Given records -
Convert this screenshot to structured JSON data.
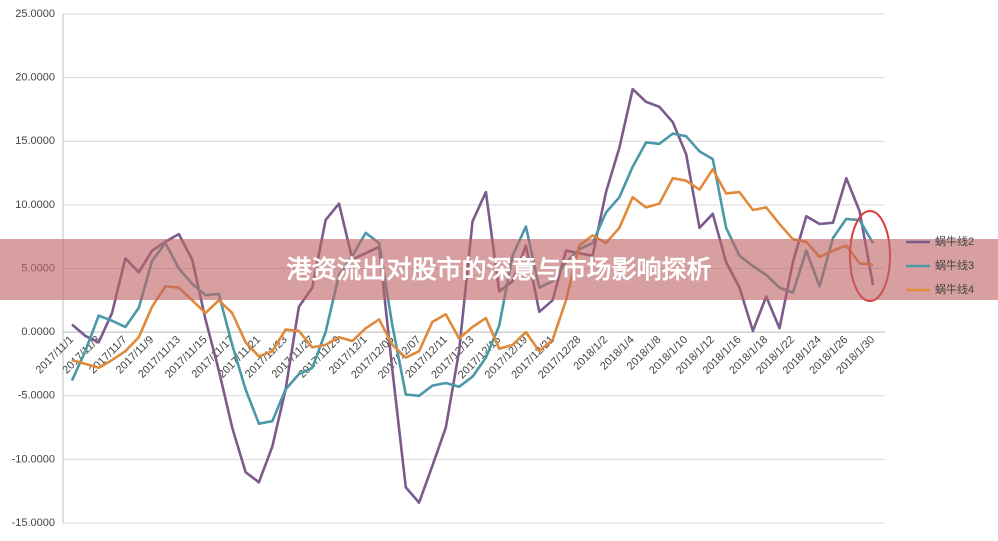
{
  "chart_data": {
    "type": "line",
    "title": "港资流出对股市的深意与市场影响探析",
    "categories": [
      "2017/11/1",
      null,
      "2017/11/3",
      null,
      "2017/11/7",
      null,
      "2017/11/9",
      null,
      "2017/11/13",
      null,
      "2017/11/15",
      null,
      "2017/11/17",
      null,
      "2017/11/21",
      null,
      "2017/11/23",
      null,
      "2017/11/27",
      null,
      "2017/11/29",
      null,
      "2017/12/1",
      null,
      "2017/12/05",
      null,
      "2017/12/07",
      null,
      "2017/12/11",
      null,
      "2017/12/13",
      null,
      "2017/12/15",
      null,
      "2017/12/19",
      null,
      "2017/12/21",
      null,
      "2017/12/28",
      null,
      "2018/1/2",
      null,
      "2018/1/4",
      null,
      "2018/1/8",
      null,
      "2018/1/10",
      null,
      "2018/1/12",
      null,
      "2018/1/16",
      null,
      "2018/1/18",
      null,
      "2018/1/22",
      null,
      "2018/1/24",
      null,
      "2018/1/26",
      null,
      "2018/1/30"
    ],
    "series": [
      {
        "name": "蜗牛线2",
        "color": "#7b5b8d",
        "values": [
          0.6,
          -0.3,
          -0.8,
          1.5,
          5.8,
          4.7,
          6.4,
          7.1,
          7.7,
          5.7,
          1.0,
          -3.0,
          -7.5,
          -11.0,
          -11.8,
          -9.0,
          -4.5,
          2.0,
          3.5,
          8.8,
          10.1,
          5.7,
          6.2,
          6.7,
          -3.0,
          -12.2,
          -13.4,
          -10.5,
          -7.5,
          -1.5,
          8.7,
          11.0,
          3.2,
          4.0,
          6.8,
          1.6,
          2.5,
          6.4,
          6.2,
          6.0,
          11.0,
          14.5,
          19.1,
          18.1,
          17.7,
          16.5,
          14.0,
          8.2,
          9.3,
          5.5,
          3.5,
          0.1,
          2.8,
          0.3,
          5.5,
          9.1,
          8.5,
          8.6,
          12.1,
          9.5,
          3.7
        ]
      },
      {
        "name": "蜗牛线3",
        "color": "#4a98a8",
        "values": [
          -3.8,
          -1.5,
          1.3,
          0.9,
          0.4,
          1.9,
          5.6,
          7.0,
          5.0,
          3.8,
          2.9,
          3.0,
          -1.0,
          -4.5,
          -7.2,
          -7.0,
          -4.5,
          -3.3,
          -2.8,
          0.0,
          4.5,
          6.0,
          7.8,
          7.0,
          0.5,
          -4.9,
          -5.0,
          -4.2,
          -4.0,
          -4.3,
          -3.5,
          -2.0,
          0.5,
          6.0,
          8.3,
          3.5,
          4.0,
          5.5,
          6.5,
          7.0,
          9.4,
          10.6,
          13.0,
          14.9,
          14.8,
          15.6,
          15.4,
          14.2,
          13.6,
          8.2,
          6.0,
          5.2,
          4.5,
          3.5,
          3.1,
          6.4,
          3.6,
          7.4,
          8.9,
          8.8,
          7.0
        ]
      },
      {
        "name": "蜗牛线4",
        "color": "#e08a3c",
        "values": [
          -2.2,
          -2.5,
          -2.8,
          -2.2,
          -1.5,
          -0.4,
          2.0,
          3.6,
          3.5,
          2.5,
          1.5,
          2.5,
          1.5,
          -0.8,
          -1.9,
          -1.5,
          0.2,
          0.1,
          -1.2,
          -1.0,
          -0.4,
          -0.7,
          0.3,
          1.0,
          -1.0,
          -2.0,
          -1.5,
          0.8,
          1.4,
          -0.5,
          0.4,
          1.1,
          -1.3,
          -1.0,
          0.0,
          -1.5,
          -0.6,
          2.5,
          6.8,
          7.6,
          7.0,
          8.2,
          10.6,
          9.8,
          10.1,
          12.1,
          11.9,
          11.2,
          12.8,
          10.9,
          11.0,
          9.6,
          9.8,
          8.5,
          7.3,
          7.1,
          5.9,
          6.4,
          6.8,
          5.4,
          5.3
        ]
      }
    ],
    "ylim": [
      -15,
      25
    ],
    "yticks": [
      {
        "value": -15,
        "label": "-15.0000"
      },
      {
        "value": -10,
        "label": "-10.0000"
      },
      {
        "value": -5,
        "label": "-5.0000"
      },
      {
        "value": 0,
        "label": "0.0000"
      },
      {
        "value": 5,
        "label": "5.0000"
      },
      {
        "value": 10,
        "label": "10.0000"
      },
      {
        "value": 15,
        "label": "15.0000"
      },
      {
        "value": 20,
        "label": "20.0000"
      },
      {
        "value": 25,
        "label": "25.0000"
      }
    ],
    "grid": true,
    "legend": "right"
  }
}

Objective - The data above should be repeated exactly, minus any pictures.

Worked solution -
Convert this screenshot to structured JSON data.
{
  "chart_data": {
    "type": "line",
    "title": "港资流出对股市的深意与市场影响探析",
    "categories": [
      "2017/11/1",
      null,
      "2017/11/3",
      null,
      "2017/11/7",
      null,
      "2017/11/9",
      null,
      "2017/11/13",
      null,
      "2017/11/15",
      null,
      "2017/11/17",
      null,
      "2017/11/21",
      null,
      "2017/11/23",
      null,
      "2017/11/27",
      null,
      "2017/11/29",
      null,
      "2017/12/1",
      null,
      "2017/12/05",
      null,
      "2017/12/07",
      null,
      "2017/12/11",
      null,
      "2017/12/13",
      null,
      "2017/12/15",
      null,
      "2017/12/19",
      null,
      "2017/12/21",
      null,
      "2017/12/28",
      null,
      "2018/1/2",
      null,
      "2018/1/4",
      null,
      "2018/1/8",
      null,
      "2018/1/10",
      null,
      "2018/1/12",
      null,
      "2018/1/16",
      null,
      "2018/1/18",
      null,
      "2018/1/22",
      null,
      "2018/1/24",
      null,
      "2018/1/26",
      null,
      "2018/1/30"
    ],
    "series": [
      {
        "name": "蜗牛线2",
        "color": "#7b5b8d",
        "values": [
          0.6,
          -0.3,
          -0.8,
          1.5,
          5.8,
          4.7,
          6.4,
          7.1,
          7.7,
          5.7,
          1.0,
          -3.0,
          -7.5,
          -11.0,
          -11.8,
          -9.0,
          -4.5,
          2.0,
          3.5,
          8.8,
          10.1,
          5.7,
          6.2,
          6.7,
          -3.0,
          -12.2,
          -13.4,
          -10.5,
          -7.5,
          -1.5,
          8.7,
          11.0,
          3.2,
          4.0,
          6.8,
          1.6,
          2.5,
          6.4,
          6.2,
          6.0,
          11.0,
          14.5,
          19.1,
          18.1,
          17.7,
          16.5,
          14.0,
          8.2,
          9.3,
          5.5,
          3.5,
          0.1,
          2.8,
          0.3,
          5.5,
          9.1,
          8.5,
          8.6,
          12.1,
          9.5,
          3.7
        ]
      },
      {
        "name": "蜗牛线3",
        "color": "#4a98a8",
        "values": [
          -3.8,
          -1.5,
          1.3,
          0.9,
          0.4,
          1.9,
          5.6,
          7.0,
          5.0,
          3.8,
          2.9,
          3.0,
          -1.0,
          -4.5,
          -7.2,
          -7.0,
          -4.5,
          -3.3,
          -2.8,
          0.0,
          4.5,
          6.0,
          7.8,
          7.0,
          0.5,
          -4.9,
          -5.0,
          -4.2,
          -4.0,
          -4.3,
          -3.5,
          -2.0,
          0.5,
          6.0,
          8.3,
          3.5,
          4.0,
          5.5,
          6.5,
          7.0,
          9.4,
          10.6,
          13.0,
          14.9,
          14.8,
          15.6,
          15.4,
          14.2,
          13.6,
          8.2,
          6.0,
          5.2,
          4.5,
          3.5,
          3.1,
          6.4,
          3.6,
          7.4,
          8.9,
          8.8,
          7.0
        ]
      },
      {
        "name": "蜗牛线4",
        "color": "#e08a3c",
        "values": [
          -2.2,
          -2.5,
          -2.8,
          -2.2,
          -1.5,
          -0.4,
          2.0,
          3.6,
          3.5,
          2.5,
          1.5,
          2.5,
          1.5,
          -0.8,
          -1.9,
          -1.5,
          0.2,
          0.1,
          -1.2,
          -1.0,
          -0.4,
          -0.7,
          0.3,
          1.0,
          -1.0,
          -2.0,
          -1.5,
          0.8,
          1.4,
          -0.5,
          0.4,
          1.1,
          -1.3,
          -1.0,
          0.0,
          -1.5,
          -0.6,
          2.5,
          6.8,
          7.6,
          7.0,
          8.2,
          10.6,
          9.8,
          10.1,
          12.1,
          11.9,
          11.2,
          12.8,
          10.9,
          11.0,
          9.6,
          9.8,
          8.5,
          7.3,
          7.1,
          5.9,
          6.4,
          6.8,
          5.4,
          5.3
        ]
      }
    ],
    "ylim": [
      -15,
      25
    ],
    "yticks": [
      {
        "value": -15,
        "label": "-15.0000"
      },
      {
        "value": -10,
        "label": "-10.0000"
      },
      {
        "value": -5,
        "label": "-5.0000"
      },
      {
        "value": 0,
        "label": "0.0000"
      },
      {
        "value": 5,
        "label": "5.0000"
      },
      {
        "value": 10,
        "label": "10.0000"
      },
      {
        "value": 15,
        "label": "15.0000"
      },
      {
        "value": 20,
        "label": "20.0000"
      },
      {
        "value": 25,
        "label": "25.0000"
      }
    ],
    "grid": true,
    "legend": "right"
  }
}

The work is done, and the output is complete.